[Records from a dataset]
+===+
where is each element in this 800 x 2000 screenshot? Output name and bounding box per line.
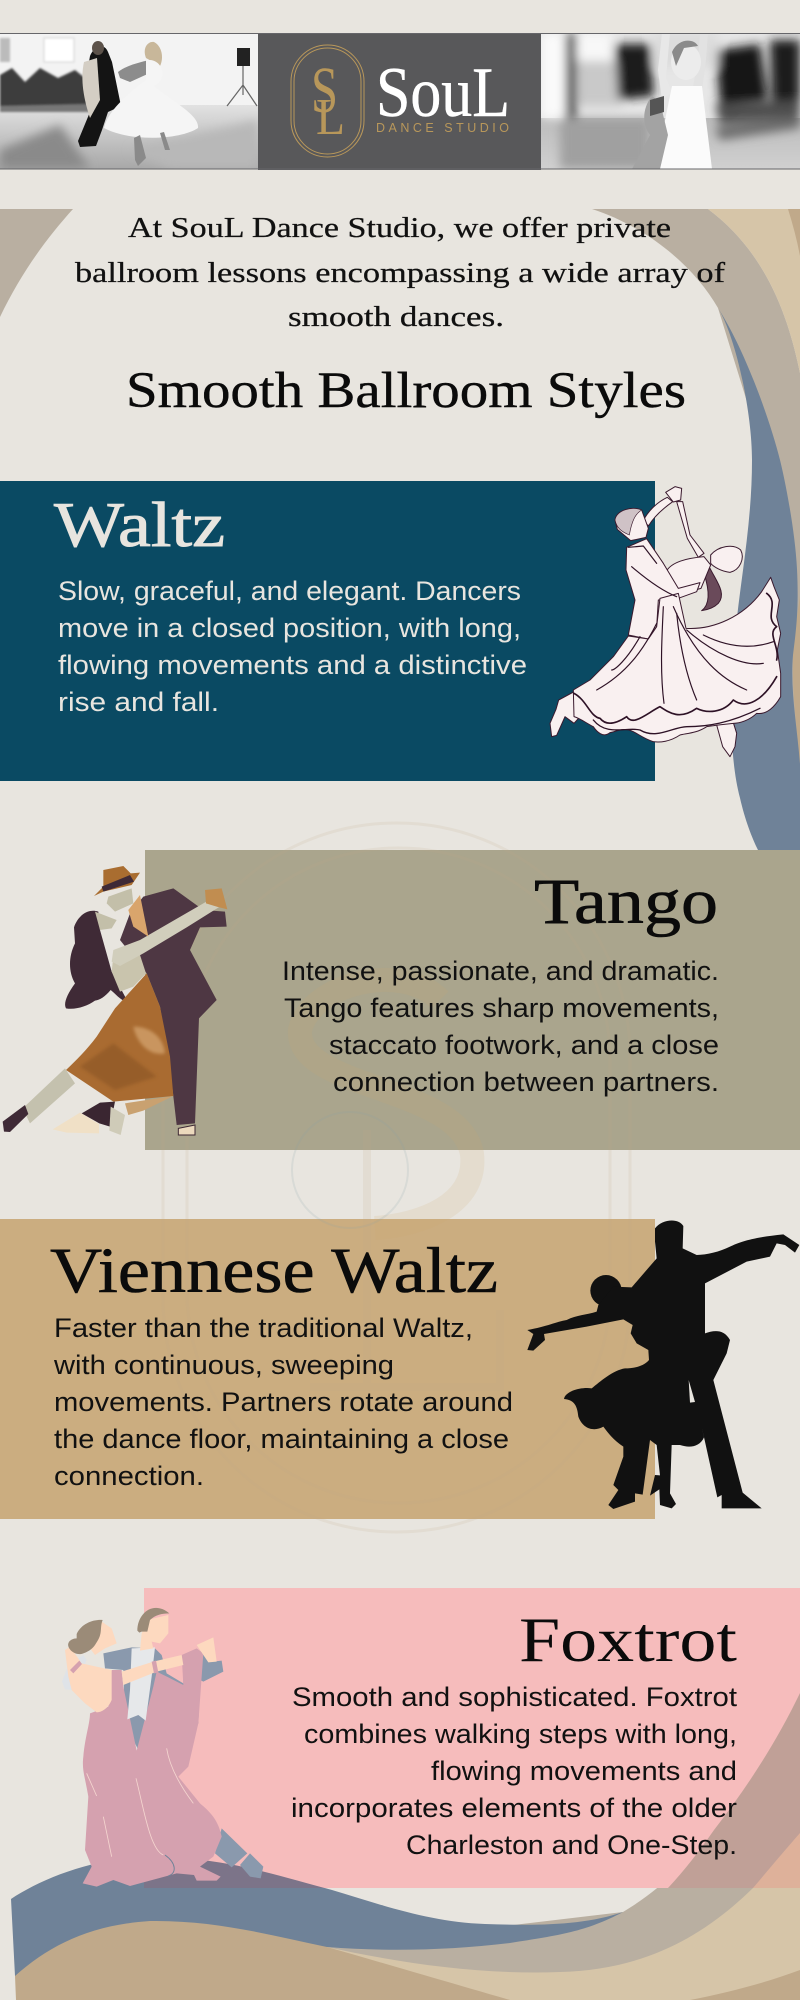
shirt and head: [128, 895, 148, 937]
man head: [615, 508, 648, 541]
intro paragraph: [75, 212, 725, 333]
swoosh: top left: [0, 209, 73, 317]
tango title: Tango: [534, 866, 718, 938]
foxtrot title: Foxtrot: [519, 1604, 737, 1675]
woman back: [65, 1647, 112, 1712]
waltz description: Slow, graceful, and elegant. Dancers: [58, 576, 521, 606]
skirt: [573, 577, 781, 742]
man suit: [103, 1647, 223, 1753]
man back leg and foot: [550, 691, 581, 737]
logo oval emblem: S: [311, 54, 338, 127]
waltz description: [58, 576, 527, 717]
man raised arm and hands: [643, 487, 682, 526]
logo oval emblem: L: [316, 89, 345, 146]
swoosh: bottom layered waves: [11, 1693, 800, 2000]
tango description: [282, 956, 719, 1097]
viennese waltz title: Viennese Waltz: [50, 1235, 498, 1307]
photo: ballroom couple: [0, 33, 258, 169]
tango description: Intense, passionate, and dramatic.: [282, 956, 719, 986]
woman torso: [666, 557, 711, 594]
viennese waltz description: the dance floor, maintaining a close: [54, 1424, 509, 1454]
skirt folds and ruffles: [574, 546, 777, 734]
banner rules: [0, 34, 800, 169]
left hand: [62, 1655, 87, 1690]
swoosh: top right layered waves: [592, 209, 800, 850]
panel: foxtrot: [144, 1588, 800, 1888]
man head: [140, 1615, 168, 1651]
woman raised arm: [677, 502, 704, 557]
logo tagline: DANCE STUDIO: [376, 121, 509, 135]
panel: tango: [145, 850, 800, 1150]
woman hair: [65, 911, 129, 1009]
man trouser leg and shoe: [215, 1828, 247, 1867]
waltz title: Waltz: [54, 490, 225, 560]
intro paragraph: smooth dances.: [288, 301, 504, 333]
viennese waltz description: with continuous, sweeping: [53, 1350, 394, 1380]
woman head: [90, 1622, 117, 1655]
waltz description: move in a closed position, with long,: [58, 613, 521, 643]
tango description: connection between partners.: [333, 1067, 719, 1097]
woman head: [711, 546, 742, 572]
panel: waltz: [0, 481, 655, 781]
illustration: foxtrot couple: [62, 1608, 263, 1887]
foxtrot description: flowing movements and: [431, 1756, 737, 1786]
viennese waltz description: Faster than the traditional Waltz,: [54, 1313, 473, 1343]
skirt: [66, 973, 173, 1102]
main heading: Smooth Ballroom Styles: [126, 363, 686, 419]
intro paragraph: At SouL Dance Studio, we offer private: [128, 212, 671, 244]
tango description: staccato footwork, and a close: [329, 1030, 719, 1060]
woman arm and hand: [122, 1655, 183, 1685]
intro paragraph: ballroom lessons encompassing a wide array of: [75, 257, 725, 289]
logo wordmark: SouL: [376, 54, 510, 132]
foxtrot description: Smooth and sophisticated. Foxtrot: [292, 1682, 738, 1712]
watermark logo: [163, 823, 630, 1532]
foxtrot description: [291, 1682, 738, 1860]
photo: young dancer: [541, 33, 800, 169]
viennese waltz description: connection.: [54, 1461, 204, 1491]
foxtrot description: incorporates elements of the older: [291, 1793, 737, 1823]
foxtrot description: Charleston and One-Step.: [406, 1830, 737, 1860]
woman foot: [717, 723, 737, 757]
man torso: [626, 539, 700, 639]
foxtrot description: combines walking steps with long,: [304, 1719, 737, 1749]
waltz description: rise and fall.: [58, 687, 219, 717]
dress: [83, 1648, 222, 1887]
header photo banner: [0, 33, 800, 170]
shirt: [127, 1647, 155, 1721]
illustration: viennese waltz silhouette: [527, 1220, 799, 1509]
panel: viennese waltz: [0, 1219, 655, 1519]
man suit: [120, 888, 227, 1125]
torso and arm: [112, 955, 146, 992]
viennese waltz description: movements. Partners rotate around: [54, 1387, 513, 1417]
logo oval emblem: [291, 45, 364, 157]
logo panel: [258, 33, 541, 170]
illustration: tango couple: [3, 866, 227, 1135]
woman hair strand: [702, 568, 721, 611]
tango description: Tango features sharp movements,: [284, 993, 719, 1023]
illustration: waltz couple: [550, 487, 781, 757]
waltz description: flowing movements and a distinctive: [58, 650, 527, 680]
legs and shoes: [23, 1068, 75, 1123]
viennese waltz description: [53, 1313, 513, 1491]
+===+
* _What you have to do_:
Turn every line of the records above into a numbered list, skipping any blank lines. Leave the pictures out of your answer.

* _Final result_:
1. where is each element in this 800 x 2000 screenshot? Output name and bounding box per line.
2. shirt and head: [128, 895, 148, 937]
3. man head: [615, 508, 648, 541]
4. intro paragraph: [75, 212, 725, 333]
5. swoosh: top left: [0, 209, 73, 317]
6. tango title: Tango: [534, 866, 718, 938]
7. foxtrot title: Foxtrot: [519, 1604, 737, 1675]
8. woman back: [65, 1647, 112, 1712]
9. waltz description: Slow, graceful, and elegant. Dancers: [58, 576, 521, 606]
10. skirt: [573, 577, 781, 742]
11. man suit: [103, 1647, 223, 1753]
12. man back leg and foot: [550, 691, 581, 737]
13. logo oval emblem: S: [311, 54, 338, 127]
14. waltz description: [58, 576, 527, 717]
15. man raised arm and hands: [643, 487, 682, 526]
16. logo oval emblem: L: [316, 89, 345, 146]
17. swoosh: bottom layered waves: [11, 1693, 800, 2000]
18. tango description: [282, 956, 719, 1097]
19. viennese waltz title: Viennese Waltz: [50, 1235, 498, 1307]
20. photo: ballroom couple: [0, 33, 258, 169]
21. tango description: Intense, passionate, and dramatic.: [282, 956, 719, 986]
22. woman torso: [666, 557, 711, 594]
23. viennese waltz description: the dance floor, maintaining a close: [54, 1424, 509, 1454]
24. skirt folds and ruffles: [574, 546, 777, 734]
25. banner rules: [0, 34, 800, 169]
26. left hand: [62, 1655, 87, 1690]
27. swoosh: top right layered waves: [592, 209, 800, 850]
28. panel: foxtrot: [144, 1588, 800, 1888]
29. man head: [140, 1615, 168, 1651]
30. woman raised arm: [677, 502, 704, 557]
31. logo tagline: DANCE STUDIO: [376, 121, 509, 135]
32. panel: tango: [145, 850, 800, 1150]
33. woman hair: [65, 911, 129, 1009]
34. man trouser leg and shoe: [215, 1828, 247, 1867]
35. waltz title: Waltz: [54, 490, 225, 560]
36. intro paragraph: smooth dances.: [288, 301, 504, 333]
37. viennese waltz description: with continuous, sweeping: [53, 1350, 394, 1380]
38. woman head: [90, 1622, 117, 1655]
39. waltz description: move in a closed position, with long,: [58, 613, 521, 643]
40. tango description: connection between partners.: [333, 1067, 719, 1097]
41. woman head: [711, 546, 742, 572]
42. panel: waltz: [0, 481, 655, 781]
43. illustration: foxtrot couple: [62, 1608, 263, 1887]
44. foxtrot description: flowing movements and: [431, 1756, 737, 1786]
45. viennese waltz description: Faster than the traditional Waltz,: [54, 1313, 473, 1343]
46. skirt: [66, 973, 173, 1102]
47. main heading: Smooth Ballroom Styles: [126, 363, 686, 419]
48. intro paragraph: At SouL Dance Studio, we offer private: [128, 212, 671, 244]
49. tango description: staccato footwork, and a close: [329, 1030, 719, 1060]
50. woman arm and hand: [122, 1655, 183, 1685]
51. intro paragraph: ballroom lessons encompassing a wide array of: [75, 257, 725, 289]
52. logo wordmark: SouL: [376, 54, 510, 132]
53. foxtrot description: Smooth and sophisticated. Foxtrot: [292, 1682, 738, 1712]
54. watermark logo: [163, 823, 630, 1532]
55. foxtrot description: [291, 1682, 738, 1860]
56. photo: young dancer: [541, 33, 800, 169]
57. viennese waltz description: connection.: [54, 1461, 204, 1491]
58. foxtrot description: incorporates elements of the older: [291, 1793, 737, 1823]
59. foxtrot description: Charleston and One-Step.: [406, 1830, 737, 1860]
60. woman foot: [717, 723, 737, 757]
61. man torso: [626, 539, 700, 639]
62. foxtrot description: combines walking steps with long,: [304, 1719, 737, 1749]
63. waltz description: rise and fall.: [58, 687, 219, 717]
64. dress: [83, 1648, 222, 1887]
65. header photo banner: [0, 33, 800, 170]
66. shirt: [127, 1647, 155, 1721]
67. illustration: viennese waltz silhouette: [527, 1220, 799, 1509]
68. panel: viennese waltz: [0, 1219, 655, 1519]
69. man suit: [120, 888, 227, 1125]
70. torso and arm: [112, 955, 146, 992]
71. viennese waltz description: movements. Partners rotate around: [54, 1387, 513, 1417]
72. logo oval emblem: [291, 45, 364, 157]
73. logo panel: [258, 33, 541, 170]
74. illustration: tango couple: [3, 866, 227, 1135]
75. woman hair strand: [702, 568, 721, 611]
76. tango description: Tango features sharp movements,: [284, 993, 719, 1023]
77. illustration: waltz couple: [550, 487, 781, 757]
78. waltz description: flowing movements and a distinctive: [58, 650, 527, 680]
79. legs and shoes: [23, 1068, 75, 1123]
80. viennese waltz description: [53, 1313, 513, 1491]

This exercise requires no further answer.